_THE REQUEST_
Reproduce each of the following lines verbatim.

Items from a dataset:
· · ·
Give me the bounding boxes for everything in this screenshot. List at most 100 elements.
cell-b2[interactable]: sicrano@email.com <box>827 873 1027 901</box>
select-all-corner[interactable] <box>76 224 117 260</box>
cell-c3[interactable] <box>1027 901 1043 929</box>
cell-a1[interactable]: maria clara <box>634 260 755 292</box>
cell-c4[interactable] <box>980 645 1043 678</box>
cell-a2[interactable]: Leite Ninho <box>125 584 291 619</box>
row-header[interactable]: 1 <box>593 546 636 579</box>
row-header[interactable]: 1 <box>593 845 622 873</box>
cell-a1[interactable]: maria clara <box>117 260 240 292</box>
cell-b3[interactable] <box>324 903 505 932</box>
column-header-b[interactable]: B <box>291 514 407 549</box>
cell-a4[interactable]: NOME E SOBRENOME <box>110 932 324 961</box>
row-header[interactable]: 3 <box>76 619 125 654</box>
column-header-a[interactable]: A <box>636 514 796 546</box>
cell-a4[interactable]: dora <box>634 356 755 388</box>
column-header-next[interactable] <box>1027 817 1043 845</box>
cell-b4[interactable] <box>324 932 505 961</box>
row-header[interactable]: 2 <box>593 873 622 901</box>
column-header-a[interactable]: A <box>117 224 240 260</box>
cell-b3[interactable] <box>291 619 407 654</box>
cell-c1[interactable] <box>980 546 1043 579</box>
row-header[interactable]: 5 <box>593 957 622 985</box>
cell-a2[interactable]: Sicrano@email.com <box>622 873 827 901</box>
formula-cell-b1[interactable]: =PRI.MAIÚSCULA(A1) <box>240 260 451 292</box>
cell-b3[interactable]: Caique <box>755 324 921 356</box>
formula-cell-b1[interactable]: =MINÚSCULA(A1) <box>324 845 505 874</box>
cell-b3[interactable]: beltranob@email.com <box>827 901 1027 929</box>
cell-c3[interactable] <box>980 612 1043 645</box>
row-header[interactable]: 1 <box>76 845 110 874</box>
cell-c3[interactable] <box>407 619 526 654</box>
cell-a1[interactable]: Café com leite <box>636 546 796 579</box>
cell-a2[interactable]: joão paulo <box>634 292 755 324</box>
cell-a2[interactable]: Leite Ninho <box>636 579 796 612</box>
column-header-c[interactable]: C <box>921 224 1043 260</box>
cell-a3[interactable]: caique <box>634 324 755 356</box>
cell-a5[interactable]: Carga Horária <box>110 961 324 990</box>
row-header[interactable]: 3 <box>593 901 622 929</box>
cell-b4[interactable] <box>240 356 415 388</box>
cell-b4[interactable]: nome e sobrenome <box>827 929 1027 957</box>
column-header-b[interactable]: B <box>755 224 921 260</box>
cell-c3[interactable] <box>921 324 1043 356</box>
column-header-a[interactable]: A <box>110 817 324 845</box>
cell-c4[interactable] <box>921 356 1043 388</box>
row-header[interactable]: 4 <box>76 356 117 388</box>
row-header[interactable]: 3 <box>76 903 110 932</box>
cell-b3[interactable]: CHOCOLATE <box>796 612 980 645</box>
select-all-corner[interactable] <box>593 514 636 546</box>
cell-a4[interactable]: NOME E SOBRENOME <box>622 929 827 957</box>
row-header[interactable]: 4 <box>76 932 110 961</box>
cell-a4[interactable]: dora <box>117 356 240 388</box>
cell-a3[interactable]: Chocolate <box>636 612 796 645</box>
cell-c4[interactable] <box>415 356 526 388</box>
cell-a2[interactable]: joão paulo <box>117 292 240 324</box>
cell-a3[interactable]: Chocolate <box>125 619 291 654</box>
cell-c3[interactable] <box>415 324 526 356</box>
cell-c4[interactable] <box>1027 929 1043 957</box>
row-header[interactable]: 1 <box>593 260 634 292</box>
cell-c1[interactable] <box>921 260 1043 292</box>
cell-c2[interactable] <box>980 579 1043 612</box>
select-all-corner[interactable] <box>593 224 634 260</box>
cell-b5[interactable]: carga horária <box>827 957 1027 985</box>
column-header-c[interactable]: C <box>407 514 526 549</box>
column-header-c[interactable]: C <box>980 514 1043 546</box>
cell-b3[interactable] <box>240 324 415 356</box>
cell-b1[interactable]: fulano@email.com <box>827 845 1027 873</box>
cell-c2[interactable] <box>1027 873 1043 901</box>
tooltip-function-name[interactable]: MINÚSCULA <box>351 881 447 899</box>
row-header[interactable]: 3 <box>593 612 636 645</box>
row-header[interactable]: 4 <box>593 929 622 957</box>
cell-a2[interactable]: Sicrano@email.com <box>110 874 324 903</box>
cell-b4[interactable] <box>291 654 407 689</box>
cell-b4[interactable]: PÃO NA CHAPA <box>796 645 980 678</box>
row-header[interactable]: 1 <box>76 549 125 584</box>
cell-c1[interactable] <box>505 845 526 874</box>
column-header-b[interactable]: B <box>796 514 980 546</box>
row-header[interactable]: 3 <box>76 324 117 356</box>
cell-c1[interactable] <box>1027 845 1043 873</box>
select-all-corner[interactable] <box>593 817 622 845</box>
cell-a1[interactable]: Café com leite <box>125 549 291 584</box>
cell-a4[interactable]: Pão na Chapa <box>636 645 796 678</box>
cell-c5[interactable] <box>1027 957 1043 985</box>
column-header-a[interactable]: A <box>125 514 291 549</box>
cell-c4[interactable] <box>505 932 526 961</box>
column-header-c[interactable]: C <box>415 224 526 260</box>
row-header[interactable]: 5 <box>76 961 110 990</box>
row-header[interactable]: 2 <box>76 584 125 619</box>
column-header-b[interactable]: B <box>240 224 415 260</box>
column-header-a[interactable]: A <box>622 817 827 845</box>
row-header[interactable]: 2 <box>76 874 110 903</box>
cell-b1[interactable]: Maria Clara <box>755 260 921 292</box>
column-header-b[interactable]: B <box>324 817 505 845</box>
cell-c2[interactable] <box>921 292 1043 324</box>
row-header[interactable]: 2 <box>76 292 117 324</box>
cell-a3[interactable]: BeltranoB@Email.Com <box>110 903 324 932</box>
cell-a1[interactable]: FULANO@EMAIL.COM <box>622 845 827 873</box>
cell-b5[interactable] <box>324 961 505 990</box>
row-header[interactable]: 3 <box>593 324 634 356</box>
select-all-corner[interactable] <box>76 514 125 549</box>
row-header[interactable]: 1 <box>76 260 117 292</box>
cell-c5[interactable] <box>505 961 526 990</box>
· · ·
_FULL ANSWER_
Give me the bounding boxes for everything in this screenshot. List at most 100 elements.
cell-b2[interactable]: sicrano@email.com <box>827 873 1027 901</box>
select-all-corner[interactable] <box>76 224 117 260</box>
cell-c3[interactable] <box>1027 901 1043 929</box>
cell-a1[interactable]: maria clara <box>634 260 755 292</box>
cell-c4[interactable] <box>980 645 1043 678</box>
cell-a2[interactable]: Leite Ninho <box>125 584 291 619</box>
row-header[interactable]: 1 <box>593 546 636 579</box>
row-header[interactable]: 1 <box>593 845 622 873</box>
cell-a1[interactable]: maria clara <box>117 260 240 292</box>
cell-b3[interactable] <box>324 903 505 932</box>
column-header-b[interactable]: B <box>291 514 407 549</box>
cell-a4[interactable]: NOME E SOBRENOME <box>110 932 324 961</box>
row-header[interactable]: 3 <box>76 619 125 654</box>
column-header-a[interactable]: A <box>636 514 796 546</box>
cell-a4[interactable]: dora <box>634 356 755 388</box>
column-header-next[interactable] <box>1027 817 1043 845</box>
cell-b4[interactable] <box>324 932 505 961</box>
row-header[interactable]: 2 <box>593 873 622 901</box>
column-header-a[interactable]: A <box>117 224 240 260</box>
cell-b3[interactable] <box>291 619 407 654</box>
cell-c1[interactable] <box>980 546 1043 579</box>
row-header[interactable]: 5 <box>593 957 622 985</box>
cell-a2[interactable]: Sicrano@email.com <box>622 873 827 901</box>
formula-cell-b1[interactable]: =PRI.MAIÚSCULA(A1) <box>240 260 451 292</box>
cell-b3[interactable]: Caique <box>755 324 921 356</box>
formula-cell-b1[interactable]: =MINÚSCULA(A1) <box>324 845 505 874</box>
cell-b3[interactable]: beltranob@email.com <box>827 901 1027 929</box>
cell-c3[interactable] <box>980 612 1043 645</box>
row-header[interactable]: 1 <box>76 845 110 874</box>
cell-c3[interactable] <box>407 619 526 654</box>
cell-a1[interactable]: Café com leite <box>636 546 796 579</box>
cell-a2[interactable]: joão paulo <box>634 292 755 324</box>
cell-a2[interactable]: Leite Ninho <box>636 579 796 612</box>
column-header-c[interactable]: C <box>921 224 1043 260</box>
cell-a3[interactable]: caique <box>634 324 755 356</box>
cell-a5[interactable]: Carga Horária <box>110 961 324 990</box>
row-header[interactable]: 3 <box>593 901 622 929</box>
cell-b4[interactable] <box>240 356 415 388</box>
cell-b4[interactable]: nome e sobrenome <box>827 929 1027 957</box>
column-header-b[interactable]: B <box>755 224 921 260</box>
cell-c3[interactable] <box>921 324 1043 356</box>
column-header-a[interactable]: A <box>110 817 324 845</box>
cell-c4[interactable] <box>921 356 1043 388</box>
row-header[interactable]: 4 <box>76 356 117 388</box>
row-header[interactable]: 3 <box>76 903 110 932</box>
cell-b3[interactable]: CHOCOLATE <box>796 612 980 645</box>
select-all-corner[interactable] <box>593 514 636 546</box>
cell-a4[interactable]: NOME E SOBRENOME <box>622 929 827 957</box>
row-header[interactable]: 4 <box>76 932 110 961</box>
cell-a4[interactable]: dora <box>117 356 240 388</box>
cell-a3[interactable]: Chocolate <box>636 612 796 645</box>
cell-c4[interactable] <box>415 356 526 388</box>
cell-a2[interactable]: joão paulo <box>117 292 240 324</box>
cell-a3[interactable]: Chocolate <box>125 619 291 654</box>
cell-c3[interactable] <box>415 324 526 356</box>
cell-c4[interactable] <box>1027 929 1043 957</box>
row-header[interactable]: 1 <box>593 260 634 292</box>
cell-c1[interactable] <box>921 260 1043 292</box>
cell-c2[interactable] <box>980 579 1043 612</box>
select-all-corner[interactable] <box>593 224 634 260</box>
cell-b5[interactable]: carga horária <box>827 957 1027 985</box>
column-header-c[interactable]: C <box>407 514 526 549</box>
column-header-c[interactable]: C <box>980 514 1043 546</box>
cell-b3[interactable] <box>240 324 415 356</box>
cell-b1[interactable]: fulano@email.com <box>827 845 1027 873</box>
cell-c2[interactable] <box>1027 873 1043 901</box>
tooltip-function-name[interactable]: MINÚSCULA <box>351 881 447 899</box>
row-header[interactable]: 3 <box>593 612 636 645</box>
row-header[interactable]: 4 <box>593 929 622 957</box>
cell-a2[interactable]: Sicrano@email.com <box>110 874 324 903</box>
cell-b4[interactable] <box>291 654 407 689</box>
cell-b4[interactable]: PÃO NA CHAPA <box>796 645 980 678</box>
row-header[interactable]: 1 <box>76 549 125 584</box>
cell-c1[interactable] <box>505 845 526 874</box>
column-header-b[interactable]: B <box>796 514 980 546</box>
row-header[interactable]: 3 <box>76 324 117 356</box>
cell-c1[interactable] <box>1027 845 1043 873</box>
select-all-corner[interactable] <box>593 817 622 845</box>
cell-a1[interactable]: Café com leite <box>125 549 291 584</box>
cell-a4[interactable]: Pão na Chapa <box>636 645 796 678</box>
cell-c5[interactable] <box>1027 957 1043 985</box>
column-header-a[interactable]: A <box>125 514 291 549</box>
cell-c4[interactable] <box>505 932 526 961</box>
column-header-c[interactable]: C <box>415 224 526 260</box>
row-header[interactable]: 5 <box>76 961 110 990</box>
row-header[interactable]: 2 <box>76 584 125 619</box>
column-header-b[interactable]: B <box>240 224 415 260</box>
column-header-a[interactable]: A <box>622 817 827 845</box>
row-header[interactable]: 2 <box>76 874 110 903</box>
cell-b1[interactable]: Maria Clara <box>755 260 921 292</box>
column-header-b[interactable]: B <box>324 817 505 845</box>
cell-c2[interactable] <box>921 292 1043 324</box>
row-header[interactable]: 2 <box>76 292 117 324</box>
cell-a3[interactable]: BeltranoB@Email.Com <box>110 903 324 932</box>
cell-a1[interactable]: FULANO@EMAIL.COM <box>622 845 827 873</box>
cell-b5[interactable] <box>324 961 505 990</box>
row-header[interactable]: 3 <box>593 324 634 356</box>
select-all-corner[interactable] <box>76 514 125 549</box>
row-header[interactable]: 1 <box>76 260 117 292</box>
cell-c5[interactable] <box>505 961 526 990</box>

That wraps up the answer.